Structured figure records

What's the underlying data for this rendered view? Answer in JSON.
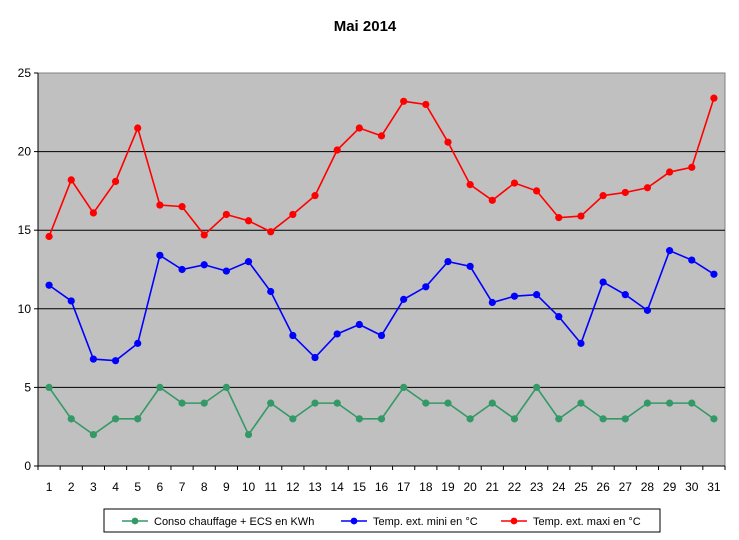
{
  "chart_data": {
    "type": "line",
    "title": "Mai 2014",
    "xlabel": "",
    "ylabel": "",
    "x": [
      1,
      2,
      3,
      4,
      5,
      6,
      7,
      8,
      9,
      10,
      11,
      12,
      13,
      14,
      15,
      16,
      17,
      18,
      19,
      20,
      21,
      22,
      23,
      24,
      25,
      26,
      27,
      28,
      29,
      30,
      31
    ],
    "ylim": [
      0,
      25
    ],
    "yticks": [
      0,
      5,
      10,
      15,
      20,
      25
    ],
    "grid": true,
    "legend_position": "bottom",
    "plot_background": "#c0c0c0",
    "series": [
      {
        "name": "Conso chauffage + ECS en KWh",
        "color": "#339966",
        "values": [
          5,
          3,
          2,
          3,
          3,
          5,
          4,
          4,
          5,
          2,
          4,
          3,
          4,
          4,
          3,
          3,
          5,
          4,
          4,
          3,
          4,
          3,
          5,
          3,
          4,
          3,
          3,
          4,
          4,
          4,
          3
        ]
      },
      {
        "name": "Temp. ext. mini en °C",
        "color": "#0000ff",
        "values": [
          11.5,
          10.5,
          6.8,
          6.7,
          7.8,
          13.4,
          12.5,
          12.8,
          12.4,
          13.0,
          11.1,
          8.3,
          6.9,
          8.4,
          9.0,
          8.3,
          10.6,
          11.4,
          13.0,
          12.7,
          10.4,
          10.8,
          10.9,
          9.5,
          7.8,
          11.7,
          10.9,
          9.9,
          13.7,
          13.1,
          12.2
        ]
      },
      {
        "name": "Temp. ext. maxi en °C",
        "color": "#ff0000",
        "values": [
          14.6,
          18.2,
          16.1,
          18.1,
          21.5,
          16.6,
          16.5,
          14.7,
          16.0,
          15.6,
          14.9,
          16.0,
          17.2,
          20.1,
          21.5,
          21.0,
          23.2,
          23.0,
          20.6,
          17.9,
          16.9,
          18.0,
          17.5,
          15.8,
          15.9,
          17.2,
          17.4,
          17.7,
          18.7,
          19.0,
          23.4
        ]
      }
    ]
  }
}
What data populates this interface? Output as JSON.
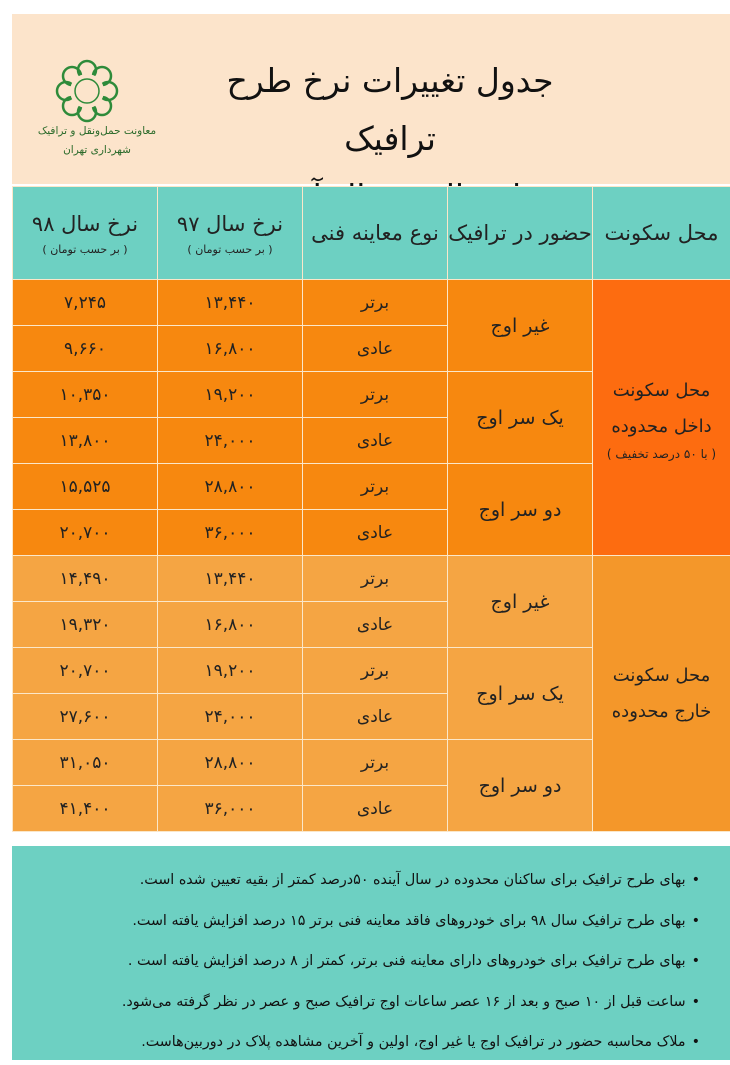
{
  "header": {
    "title_line1": "جدول تغییرات نرخ طرح ترافیک",
    "title_line2": "امسال و سال آینده",
    "logo_text_line1": "معاونت حمل‌ونقل و ترافیک",
    "logo_text_line2": "شهرداری تهران",
    "logo_icon": "tehran-municipality-logo"
  },
  "columns": [
    {
      "label": "محل سکونت"
    },
    {
      "label": "حضور در ترافیک"
    },
    {
      "label": "نوع معاینه فنی"
    },
    {
      "label": "نرخ سال ۹۷",
      "sub": "( بر حسب تومان )"
    },
    {
      "label": "نرخ سال ۹۸",
      "sub": "( بر حسب تومان )"
    }
  ],
  "sections": [
    {
      "location": "محل سکونت داخل محدوده",
      "location_note": "( با ۵۰ درصد تخفیف )",
      "color": "#f7880f",
      "groups": [
        {
          "presence": "غیر اوج",
          "rows": [
            {
              "type": "برتر",
              "rate97": "۱۳,۴۴۰",
              "rate98": "۷,۲۴۵"
            },
            {
              "type": "عادی",
              "rate97": "۱۶,۸۰۰",
              "rate98": "۹,۶۶۰"
            }
          ]
        },
        {
          "presence": "یک سر اوج",
          "rows": [
            {
              "type": "برتر",
              "rate97": "۱۹,۲۰۰",
              "rate98": "۱۰,۳۵۰"
            },
            {
              "type": "عادی",
              "rate97": "۲۴,۰۰۰",
              "rate98": "۱۳,۸۰۰"
            }
          ]
        },
        {
          "presence": "دو سر اوج",
          "rows": [
            {
              "type": "برتر",
              "rate97": "۲۸,۸۰۰",
              "rate98": "۱۵,۵۲۵"
            },
            {
              "type": "عادی",
              "rate97": "۳۶,۰۰۰",
              "rate98": "۲۰,۷۰۰"
            }
          ]
        }
      ]
    },
    {
      "location": "محل سکونت خارج محدوده",
      "color": "#f5a543",
      "groups": [
        {
          "presence": "غیر اوج",
          "rows": [
            {
              "type": "برتر",
              "rate97": "۱۳,۴۴۰",
              "rate98": "۱۴,۴۹۰"
            },
            {
              "type": "عادی",
              "rate97": "۱۶,۸۰۰",
              "rate98": "۱۹,۳۲۰"
            }
          ]
        },
        {
          "presence": "یک سر اوج",
          "rows": [
            {
              "type": "برتر",
              "rate97": "۱۹,۲۰۰",
              "rate98": "۲۰,۷۰۰"
            },
            {
              "type": "عادی",
              "rate97": "۲۴,۰۰۰",
              "rate98": "۲۷,۶۰۰"
            }
          ]
        },
        {
          "presence": "دو سر اوج",
          "rows": [
            {
              "type": "برتر",
              "rate97": "۲۸,۸۰۰",
              "rate98": "۳۱,۰۵۰"
            },
            {
              "type": "عادی",
              "rate97": "۳۶,۰۰۰",
              "rate98": "۴۱,۴۰۰"
            }
          ]
        }
      ]
    }
  ],
  "notes": [
    "بهای طرح ترافیک برای ساکنان محدوده در سال آینده ۵۰درصد کمتر از بقیه تعیین شده است.",
    "بهای طرح ترافیک سال ۹۸ برای خودروهای فاقد معاینه فنی برتر ۱۵ درصد افزایش یافته است.",
    "بهای طرح ترافیک برای خودروهای دارای معاینه فنی برتر، کمتر از ۸ درصد افزایش یافته است .",
    "ساعت قبل از ۱۰ صبح و بعد از ۱۶ عصر ساعات اوج ترافیک صبح و عصر در نظر گرفته می‌شود.",
    "ملاک محاسبه حضور در ترافیک اوج یا غیر اوج، اولین و آخرین مشاهده پلاک در دوربین‌هاست."
  ]
}
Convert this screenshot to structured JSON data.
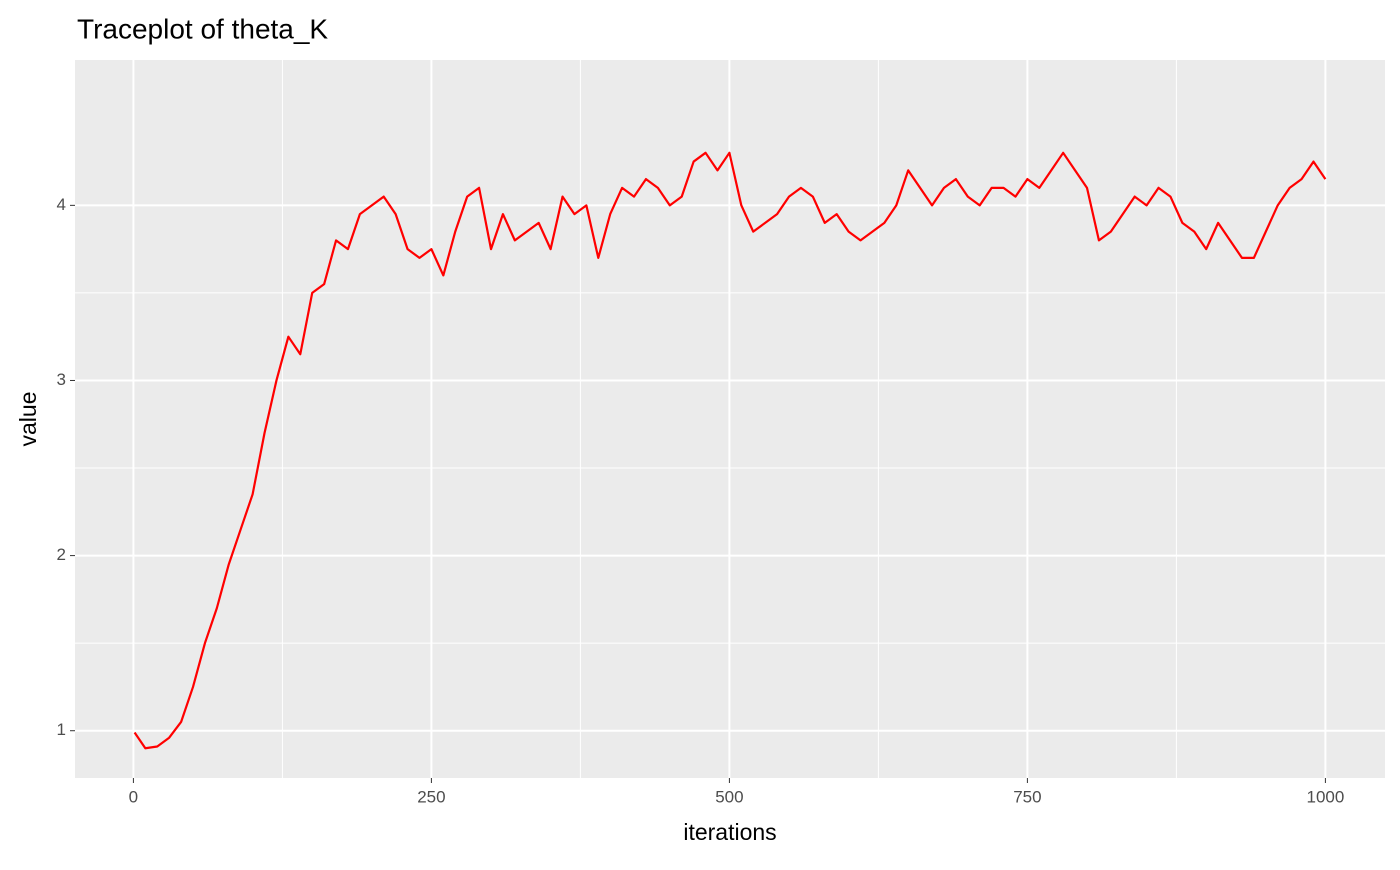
{
  "chart_data": {
    "type": "line",
    "title": "Traceplot of theta_K",
    "x_label": "iterations",
    "y_label": "value",
    "x": [
      1,
      10,
      20,
      30,
      40,
      50,
      60,
      70,
      80,
      90,
      100,
      110,
      120,
      130,
      140,
      150,
      160,
      170,
      180,
      190,
      200,
      210,
      220,
      230,
      240,
      250,
      260,
      270,
      280,
      290,
      300,
      310,
      320,
      330,
      340,
      350,
      360,
      370,
      380,
      390,
      400,
      410,
      420,
      430,
      440,
      450,
      460,
      470,
      480,
      490,
      500,
      510,
      520,
      530,
      540,
      550,
      560,
      570,
      580,
      590,
      600,
      610,
      620,
      630,
      640,
      650,
      660,
      670,
      680,
      690,
      700,
      710,
      720,
      730,
      740,
      750,
      760,
      770,
      780,
      790,
      800,
      810,
      820,
      830,
      840,
      850,
      860,
      870,
      880,
      890,
      900,
      910,
      920,
      930,
      940,
      950,
      960,
      970,
      980,
      990,
      1000
    ],
    "series": [
      {
        "name": "theta_K",
        "color": "#ff0000",
        "values": [
          0.99,
          0.9,
          0.91,
          0.96,
          1.05,
          1.25,
          1.5,
          1.7,
          1.95,
          2.15,
          2.35,
          2.7,
          3.0,
          3.25,
          3.15,
          3.5,
          3.55,
          3.8,
          3.75,
          3.95,
          4.0,
          4.05,
          3.95,
          3.75,
          3.7,
          3.75,
          3.6,
          3.85,
          4.05,
          4.1,
          3.75,
          3.95,
          3.8,
          3.85,
          3.9,
          3.75,
          4.05,
          3.95,
          4.0,
          3.7,
          3.95,
          4.1,
          4.05,
          4.15,
          4.1,
          4.0,
          4.05,
          4.25,
          4.3,
          4.2,
          4.3,
          4.0,
          3.85,
          3.9,
          3.95,
          4.05,
          4.1,
          4.05,
          3.9,
          3.95,
          3.85,
          3.8,
          3.85,
          3.9,
          4.0,
          4.2,
          4.1,
          4.0,
          4.1,
          4.15,
          4.05,
          4.0,
          4.1,
          4.1,
          4.05,
          4.15,
          4.1,
          4.2,
          4.3,
          4.2,
          4.1,
          3.8,
          3.85,
          3.95,
          4.05,
          4.0,
          4.1,
          4.05,
          3.9,
          3.85,
          3.75,
          3.9,
          3.8,
          3.7,
          3.7,
          3.85,
          4.0,
          4.1,
          4.15,
          4.25,
          4.15
        ]
      }
    ],
    "xlim": [
      -49,
      1050
    ],
    "ylim": [
      0.73,
      4.83
    ],
    "xticks": [
      0,
      250,
      500,
      750,
      1000
    ],
    "yticks": [
      1,
      2,
      3,
      4
    ],
    "grid": true
  }
}
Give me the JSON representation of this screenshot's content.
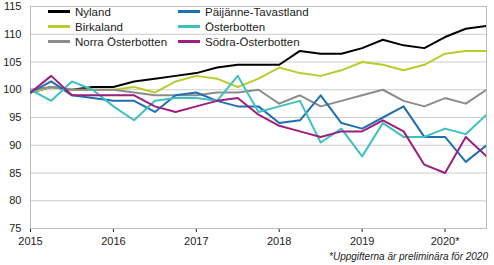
{
  "chart_data": {
    "type": "line",
    "caption": "*Uppgifterna är preliminära för 2020",
    "legend": "top",
    "grid": true,
    "x": [
      2015,
      2015.25,
      2015.5,
      2015.75,
      2016,
      2016.25,
      2016.5,
      2016.75,
      2017,
      2017.25,
      2017.5,
      2017.75,
      2018,
      2018.25,
      2018.5,
      2018.75,
      2019,
      2019.25,
      2019.5,
      2019.75,
      2020,
      2020.25,
      2020.5
    ],
    "xlim": [
      2015,
      2020.5
    ],
    "xticks": [
      2015,
      2016,
      2017,
      2018,
      2019,
      {
        "value": 2020,
        "label": "2020*"
      }
    ],
    "ylim": [
      75,
      115
    ],
    "yticks": [
      75,
      80,
      85,
      90,
      95,
      100,
      105,
      110,
      115
    ],
    "series": [
      {
        "name": "Nyland",
        "color": "#000000",
        "values": [
          99.5,
          100.5,
          100,
          100.5,
          100.5,
          101.5,
          102,
          102.5,
          103,
          104,
          104.5,
          104.5,
          104.5,
          107,
          106.5,
          106.5,
          107.5,
          109,
          108,
          107.5,
          109.5,
          111,
          111.5
        ]
      },
      {
        "name": "Birkaland",
        "color": "#b9cc2e",
        "values": [
          99.5,
          100.5,
          100,
          100,
          100,
          100.5,
          99.5,
          101.5,
          102.5,
          102,
          100.5,
          102,
          104,
          103,
          102.5,
          103.5,
          105,
          104.5,
          103.5,
          104.5,
          106.5,
          107,
          107
        ]
      },
      {
        "name": "Norra Österbotten",
        "color": "#8c8c8c",
        "values": [
          100,
          100.5,
          100,
          100,
          100,
          99.5,
          99,
          99,
          99,
          99.5,
          99.5,
          100,
          97.5,
          99,
          97,
          98,
          99,
          100,
          98,
          97,
          98.5,
          97.5,
          100
        ]
      },
      {
        "name": "Päijänne-Tavastland",
        "color": "#1f6fb4",
        "values": [
          99.5,
          101.5,
          99,
          98.5,
          98,
          98,
          96,
          99,
          99.5,
          98,
          97,
          97,
          94,
          94.5,
          99,
          94,
          93,
          95,
          97,
          91.5,
          91.5,
          87,
          90
        ]
      },
      {
        "name": "Österbotten",
        "color": "#3ec0c0",
        "values": [
          100,
          98,
          101.5,
          100,
          97,
          94.5,
          98,
          98.5,
          98.5,
          98,
          102.5,
          96,
          97,
          98,
          90.5,
          93,
          88,
          94,
          91.5,
          91.5,
          93,
          92,
          95.5
        ]
      },
      {
        "name": "Södra-Österbotten",
        "color": "#9c1f7e",
        "values": [
          99.5,
          102.5,
          99,
          99,
          99,
          99,
          97,
          96,
          97,
          98,
          98.5,
          95.5,
          93.5,
          92.5,
          91.5,
          92.5,
          92.5,
          94.5,
          92.5,
          86.5,
          85,
          91.5,
          88
        ]
      }
    ]
  }
}
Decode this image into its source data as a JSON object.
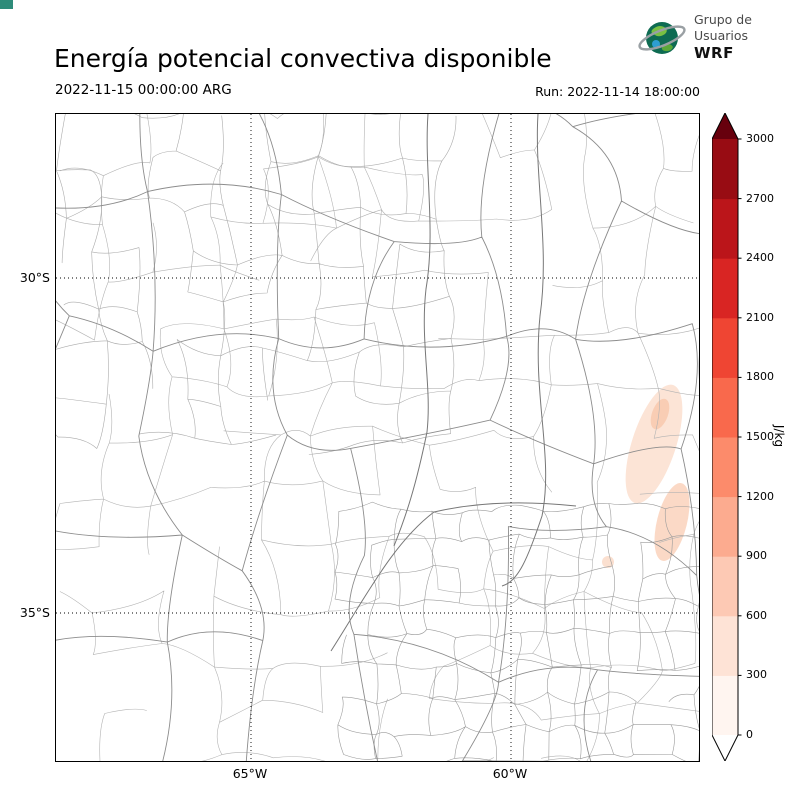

**Exercise aim**
Read through the entries and copy every line that includes "محدوده".

**Full response**
      "location": "محل سکونت داخل محدوده",
      "location": "محل سکونت خارج محدوده",
    "بهای طرح ترافیک برای ساکنان محدوده در سال آینده ۵۰درصد کمتر از بقیه تعیین شده است.",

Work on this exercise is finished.